▸ Written task: Make an exact copy of the listing below.

▸ Supplied records:
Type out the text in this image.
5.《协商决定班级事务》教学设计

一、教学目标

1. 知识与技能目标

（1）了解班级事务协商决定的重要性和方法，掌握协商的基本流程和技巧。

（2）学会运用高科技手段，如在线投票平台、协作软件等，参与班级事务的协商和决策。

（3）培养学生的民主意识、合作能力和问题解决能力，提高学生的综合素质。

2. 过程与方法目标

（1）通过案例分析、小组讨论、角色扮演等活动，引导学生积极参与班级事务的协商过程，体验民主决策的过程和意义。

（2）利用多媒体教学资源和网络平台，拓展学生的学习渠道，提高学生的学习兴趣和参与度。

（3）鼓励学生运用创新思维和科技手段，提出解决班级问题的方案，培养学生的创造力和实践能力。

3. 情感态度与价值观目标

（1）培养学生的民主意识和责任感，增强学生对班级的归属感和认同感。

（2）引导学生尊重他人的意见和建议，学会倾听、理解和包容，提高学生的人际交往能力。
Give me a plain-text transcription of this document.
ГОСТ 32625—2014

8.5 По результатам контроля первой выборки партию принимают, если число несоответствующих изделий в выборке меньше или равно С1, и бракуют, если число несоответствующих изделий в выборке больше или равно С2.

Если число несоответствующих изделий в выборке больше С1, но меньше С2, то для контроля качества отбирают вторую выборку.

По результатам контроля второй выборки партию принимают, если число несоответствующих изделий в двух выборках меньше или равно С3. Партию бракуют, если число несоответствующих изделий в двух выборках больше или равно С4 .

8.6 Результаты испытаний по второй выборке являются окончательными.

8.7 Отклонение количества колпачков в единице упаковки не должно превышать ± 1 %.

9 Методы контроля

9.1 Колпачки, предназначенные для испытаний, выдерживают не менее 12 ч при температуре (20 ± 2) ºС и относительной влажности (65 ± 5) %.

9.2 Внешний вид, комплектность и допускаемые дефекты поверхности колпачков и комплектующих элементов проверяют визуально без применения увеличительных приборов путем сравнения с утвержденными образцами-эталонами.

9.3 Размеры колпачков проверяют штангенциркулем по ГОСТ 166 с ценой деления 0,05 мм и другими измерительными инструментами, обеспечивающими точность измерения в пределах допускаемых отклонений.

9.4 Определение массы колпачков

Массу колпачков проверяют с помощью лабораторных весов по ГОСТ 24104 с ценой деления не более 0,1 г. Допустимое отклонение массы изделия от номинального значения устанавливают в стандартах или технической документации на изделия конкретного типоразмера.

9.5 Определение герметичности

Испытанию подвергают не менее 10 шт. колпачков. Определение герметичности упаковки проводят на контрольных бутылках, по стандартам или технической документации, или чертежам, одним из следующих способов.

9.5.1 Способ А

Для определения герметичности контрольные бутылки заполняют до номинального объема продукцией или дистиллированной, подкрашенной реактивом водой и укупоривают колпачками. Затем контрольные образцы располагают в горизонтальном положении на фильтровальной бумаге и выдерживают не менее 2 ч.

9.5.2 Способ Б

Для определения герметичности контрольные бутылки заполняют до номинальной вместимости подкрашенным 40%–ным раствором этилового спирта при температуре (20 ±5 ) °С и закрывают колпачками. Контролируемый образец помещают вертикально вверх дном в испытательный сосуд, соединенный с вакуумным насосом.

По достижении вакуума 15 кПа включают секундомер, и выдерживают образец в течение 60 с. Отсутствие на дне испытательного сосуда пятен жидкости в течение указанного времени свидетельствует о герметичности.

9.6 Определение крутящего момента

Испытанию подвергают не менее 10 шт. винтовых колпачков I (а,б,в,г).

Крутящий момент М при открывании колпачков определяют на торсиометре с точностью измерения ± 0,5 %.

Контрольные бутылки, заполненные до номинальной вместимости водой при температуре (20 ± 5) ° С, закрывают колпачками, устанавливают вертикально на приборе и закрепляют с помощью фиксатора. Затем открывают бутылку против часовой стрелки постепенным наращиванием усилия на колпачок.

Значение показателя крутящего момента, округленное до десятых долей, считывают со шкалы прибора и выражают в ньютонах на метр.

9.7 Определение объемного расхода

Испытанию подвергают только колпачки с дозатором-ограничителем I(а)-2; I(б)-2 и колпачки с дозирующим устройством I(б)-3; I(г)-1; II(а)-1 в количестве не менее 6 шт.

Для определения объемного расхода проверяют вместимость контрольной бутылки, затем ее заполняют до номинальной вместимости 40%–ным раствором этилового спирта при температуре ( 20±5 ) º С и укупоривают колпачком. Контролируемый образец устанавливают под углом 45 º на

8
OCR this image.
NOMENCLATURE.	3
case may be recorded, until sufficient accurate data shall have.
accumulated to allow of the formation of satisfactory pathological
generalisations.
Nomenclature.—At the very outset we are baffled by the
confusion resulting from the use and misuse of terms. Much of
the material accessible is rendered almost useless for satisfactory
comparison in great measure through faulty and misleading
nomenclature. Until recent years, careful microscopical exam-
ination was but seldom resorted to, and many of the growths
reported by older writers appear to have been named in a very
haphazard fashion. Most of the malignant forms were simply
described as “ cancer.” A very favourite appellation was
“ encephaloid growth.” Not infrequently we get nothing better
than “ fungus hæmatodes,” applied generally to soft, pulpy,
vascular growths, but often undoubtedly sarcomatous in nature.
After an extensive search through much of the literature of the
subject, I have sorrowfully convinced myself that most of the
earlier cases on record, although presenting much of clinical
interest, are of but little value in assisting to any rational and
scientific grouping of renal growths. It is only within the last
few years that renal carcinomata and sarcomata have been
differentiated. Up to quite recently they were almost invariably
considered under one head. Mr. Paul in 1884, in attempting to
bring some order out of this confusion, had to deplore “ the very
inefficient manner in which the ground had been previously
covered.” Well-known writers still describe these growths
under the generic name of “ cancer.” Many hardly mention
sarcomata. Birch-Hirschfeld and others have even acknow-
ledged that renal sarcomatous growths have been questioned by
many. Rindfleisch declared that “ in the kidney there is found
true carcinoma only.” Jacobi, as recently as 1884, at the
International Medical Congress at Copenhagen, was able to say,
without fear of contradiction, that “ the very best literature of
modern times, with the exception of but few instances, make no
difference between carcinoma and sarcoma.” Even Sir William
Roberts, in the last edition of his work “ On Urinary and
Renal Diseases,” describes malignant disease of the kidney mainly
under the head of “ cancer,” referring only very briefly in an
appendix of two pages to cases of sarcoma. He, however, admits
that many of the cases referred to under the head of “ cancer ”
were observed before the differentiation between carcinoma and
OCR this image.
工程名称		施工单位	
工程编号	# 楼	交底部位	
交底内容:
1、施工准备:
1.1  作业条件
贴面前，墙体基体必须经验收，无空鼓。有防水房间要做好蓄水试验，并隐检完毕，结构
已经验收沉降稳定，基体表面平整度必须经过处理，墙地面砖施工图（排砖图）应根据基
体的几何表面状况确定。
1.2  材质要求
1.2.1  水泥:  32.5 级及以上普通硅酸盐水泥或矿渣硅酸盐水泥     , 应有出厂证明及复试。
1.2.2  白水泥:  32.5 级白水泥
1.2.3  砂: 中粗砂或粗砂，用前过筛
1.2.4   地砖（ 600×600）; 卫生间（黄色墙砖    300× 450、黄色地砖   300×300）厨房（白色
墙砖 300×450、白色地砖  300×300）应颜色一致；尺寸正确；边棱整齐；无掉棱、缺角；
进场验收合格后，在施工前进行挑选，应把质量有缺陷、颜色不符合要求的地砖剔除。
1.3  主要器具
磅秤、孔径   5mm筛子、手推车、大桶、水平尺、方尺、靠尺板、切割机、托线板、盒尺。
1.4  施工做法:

▸ Reply:
Type out the text in this image.
5.《协商决定班级事务》教学设计

一、教学目标

1. 知识与技能目标

（1）了解班级事务协商决定的重要性和方法，掌握协商的基本流程和技巧。

（2）学会运用高科技手段，如在线投票平台、协作软件等，参与班级事务的协商和决策。

（3）培养学生的民主意识、合作能力和问题解决能力，提高学生的综合素质。

2. 过程与方法目标

（1）通过案例分析、小组讨论、角色扮演等活动，引导学生积极参与班级事务的协商过程，体验民主决策的过程和意义。

（2）利用多媒体教学资源和网络平台，拓展学生的学习渠道，提高学生的学习兴趣和参与度。

（3）鼓励学生运用创新思维和科技手段，提出解决班级问题的方案，培养学生的创造力和实践能力。

3. 情感态度与价值观目标

（1）培养学生的民主意识和责任感，增强学生对班级的归属感和认同感。

（2）引导学生尊重他人的意见和建议，学会倾听、理解和包容，提高学生的人际交往能力。
Give me a plain-text transcription of this document.
ГОСТ 32625—2014

8.5 По результатам контроля первой выборки партию принимают, если число несоответствующих изделий в выборке меньше или равно С1, и бракуют, если число несоответствующих изделий в выборке больше или равно С2.

Если число несоответствующих изделий в выборке больше С1, но меньше С2, то для контроля качества отбирают вторую выборку.

По результатам контроля второй выборки партию принимают, если число несоответствующих изделий в двух выборках меньше или равно С3. Партию бракуют, если число несоответствующих изделий в двух выборках больше или равно С4 .

8.6 Результаты испытаний по второй выборке являются окончательными.

8.7 Отклонение количества колпачков в единице упаковки не должно превышать ± 1 %.

9 Методы контроля

9.1 Колпачки, предназначенные для испытаний, выдерживают не менее 12 ч при температуре (20 ± 2) ºС и относительной влажности (65 ± 5) %.

9.2 Внешний вид, комплектность и допускаемые дефекты поверхности колпачков и комплектующих элементов проверяют визуально без применения увеличительных приборов путем сравнения с утвержденными образцами-эталонами.

9.3 Размеры колпачков проверяют штангенциркулем по ГОСТ 166 с ценой деления 0,05 мм и другими измерительными инструментами, обеспечивающими точность измерения в пределах допускаемых отклонений.

9.4 Определение массы колпачков

Массу колпачков проверяют с помощью лабораторных весов по ГОСТ 24104 с ценой деления не более 0,1 г. Допустимое отклонение массы изделия от номинального значения устанавливают в стандартах или технической документации на изделия конкретного типоразмера.

9.5 Определение герметичности

Испытанию подвергают не менее 10 шт. колпачков. Определение герметичности упаковки проводят на контрольных бутылках, по стандартам или технической документации, или чертежам, одним из следующих способов.

9.5.1 Способ А

Для определения герметичности контрольные бутылки заполняют до номинального объема продукцией или дистиллированной, подкрашенной реактивом водой и укупоривают колпачками. Затем контрольные образцы располагают в горизонтальном положении на фильтровальной бумаге и выдерживают не менее 2 ч.

9.5.2 Способ Б

Для определения герметичности контрольные бутылки заполняют до номинальной вместимости подкрашенным 40%–ным раствором этилового спирта при температуре (20 ±5 ) °С и закрывают колпачками. Контролируемый образец помещают вертикально вверх дном в испытательный сосуд, соединенный с вакуумным насосом.

По достижении вакуума 15 кПа включают секундомер, и выдерживают образец в течение 60 с. Отсутствие на дне испытательного сосуда пятен жидкости в течение указанного времени свидетельствует о герметичности.

9.6 Определение крутящего момента

Испытанию подвергают не менее 10 шт. винтовых колпачков I (а,б,в,г).

Крутящий момент М при открывании колпачков определяют на торсиометре с точностью измерения ± 0,5 %.

Контрольные бутылки, заполненные до номинальной вместимости водой при температуре (20 ± 5) ° С, закрывают колпачками, устанавливают вертикально на приборе и закрепляют с помощью фиксатора. Затем открывают бутылку против часовой стрелки постепенным наращиванием усилия на колпачок.

Значение показателя крутящего момента, округленное до десятых долей, считывают со шкалы прибора и выражают в ньютонах на метр.

9.7 Определение объемного расхода

Испытанию подвергают только колпачки с дозатором-ограничителем I(а)-2; I(б)-2 и колпачки с дозирующим устройством I(б)-3; I(г)-1; II(а)-1 в количестве не менее 6 шт.

Для определения объемного расхода проверяют вместимость контрольной бутылки, затем ее заполняют до номинальной вместимости 40%–ным раствором этилового спирта при температуре ( 20±5 ) º С и укупоривают колпачком. Контролируемый образец устанавливают под углом 45 º на

8
OCR this image.
NOMENCLATURE.	3
case may be recorded, until sufficient accurate data shall have.
accumulated to allow of the formation of satisfactory pathological
generalisations.
Nomenclature.—At the very outset we are baffled by the
confusion resulting from the use and misuse of terms. Much of
the material accessible is rendered almost useless for satisfactory
comparison in great measure through faulty and misleading
nomenclature. Until recent years, careful microscopical exam-
ination was but seldom resorted to, and many of the growths
reported by older writers appear to have been named in a very
haphazard fashion. Most of the malignant forms were simply
described as “ cancer.” A very favourite appellation was
“ encephaloid growth.” Not infrequently we get nothing better
than “ fungus hæmatodes,” applied generally to soft, pulpy,
vascular growths, but often undoubtedly sarcomatous in nature.
After an extensive search through much of the literature of the
subject, I have sorrowfully convinced myself that most of the
earlier cases on record, although presenting much of clinical
interest, are of but little value in assisting to any rational and
scientific grouping of renal growths. It is only within the last
few years that renal carcinomata and sarcomata have been
differentiated. Up to quite recently they were almost invariably
considered under one head. Mr. Paul in 1884, in attempting to
bring some order out of this confusion, had to deplore “ the very
inefficient manner in which the ground had been previously
covered.” Well-known writers still describe these growths
under the generic name of “ cancer.” Many hardly mention
sarcomata. Birch-Hirschfeld and others have even acknow-
ledged that renal sarcomatous growths have been questioned by
many. Rindfleisch declared that “ in the kidney there is found
true carcinoma only.” Jacobi, as recently as 1884, at the
International Medical Congress at Copenhagen, was able to say,
without fear of contradiction, that “ the very best literature of
modern times, with the exception of but few instances, make no
difference between carcinoma and sarcoma.” Even Sir William
Roberts, in the last edition of his work “ On Urinary and
Renal Diseases,” describes malignant disease of the kidney mainly
under the head of “ cancer,” referring only very briefly in an
appendix of two pages to cases of sarcoma. He, however, admits
that many of the cases referred to under the head of “ cancer ”
were observed before the differentiation between carcinoma and
OCR this image.
工程名称		施工单位	
工程编号	# 楼	交底部位	
交底内容:
1、施工准备:
1.1  作业条件
贴面前，墙体基体必须经验收，无空鼓。有防水房间要做好蓄水试验，并隐检完毕，结构
已经验收沉降稳定，基体表面平整度必须经过处理，墙地面砖施工图（排砖图）应根据基
体的几何表面状况确定。
1.2  材质要求
1.2.1  水泥:  32.5 级及以上普通硅酸盐水泥或矿渣硅酸盐水泥     , 应有出厂证明及复试。
1.2.2  白水泥:  32.5 级白水泥
1.2.3  砂: 中粗砂或粗砂，用前过筛
1.2.4   地砖（ 600×600）; 卫生间（黄色墙砖    300× 450、黄色地砖   300×300）厨房（白色
墙砖 300×450、白色地砖  300×300）应颜色一致；尺寸正确；边棱整齐；无掉棱、缺角；
进场验收合格后，在施工前进行挑选，应把质量有缺陷、颜色不符合要求的地砖剔除。
1.3  主要器具
磅秤、孔径   5mm筛子、手推车、大桶、水平尺、方尺、靠尺板、切割机、托线板、盒尺。
1.4  施工做法:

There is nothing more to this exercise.